Data records:
┄┄┄┄┄┄┄┄┄┄
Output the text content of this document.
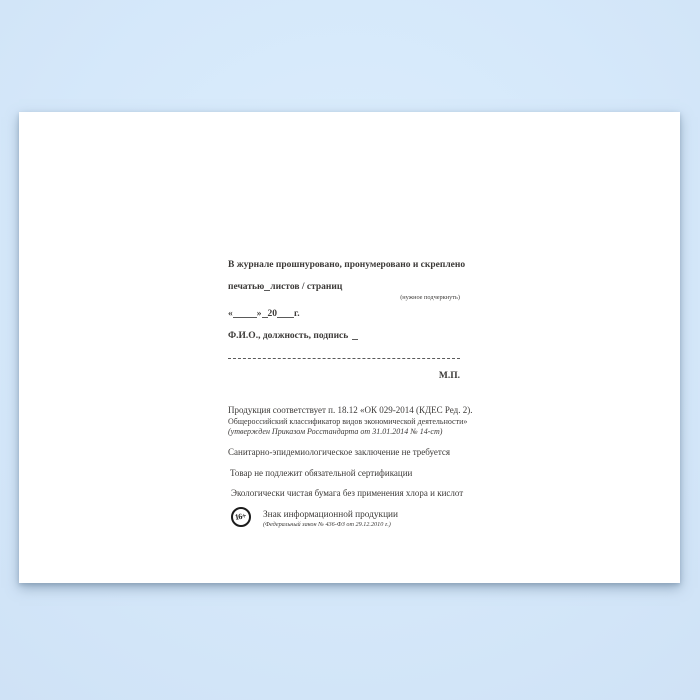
В журнале прошнуровано, пронумеровано и скреплено
печатью листов / страниц
(нужное подчеркнуть)
«	» 20 г.
Ф.И.О., должность, подпись
М.П.
Продукция соответствует п. 18.12 «ОК 029-2014 (КДЕС Ред. 2).
Общероссийский классификатор видов экономической деятельности»
(утвержден Приказом Росстандарта от 31.01.2014 № 14-ст)
Санитарно-эпидемиологическое заключение не требуется
Товар не подлежит обязательной сертификации
Экологически чистая бумага без применения хлора и кислот
16+ Знак информационной продукции
(Федеральный закон № 436-ФЗ от 29.12.2010 г.)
┄┄┄┄┄┄┄┄┄┄
■ **What you should do**: Transcribe every entry above exactly. Omit all pictures.

■ **The completed task**:
Output the text content of this document.
В журнале прошнуровано, пронумеровано и скреплено
печатью листов / страниц
(нужное подчеркнуть)
«	» 20 г.
Ф.И.О., должность, подпись
М.П.
Продукция соответствует п. 18.12 «ОК 029-2014 (КДЕС Ред. 2).
Общероссийский классификатор видов экономической деятельности»
(утвержден Приказом Росстандарта от 31.01.2014 № 14-ст)
Санитарно-эпидемиологическое заключение не требуется
Товар не подлежит обязательной сертификации
Экологически чистая бумага без применения хлора и кислот
16+ Знак информационной продукции
(Федеральный закон № 436-ФЗ от 29.12.2010 г.)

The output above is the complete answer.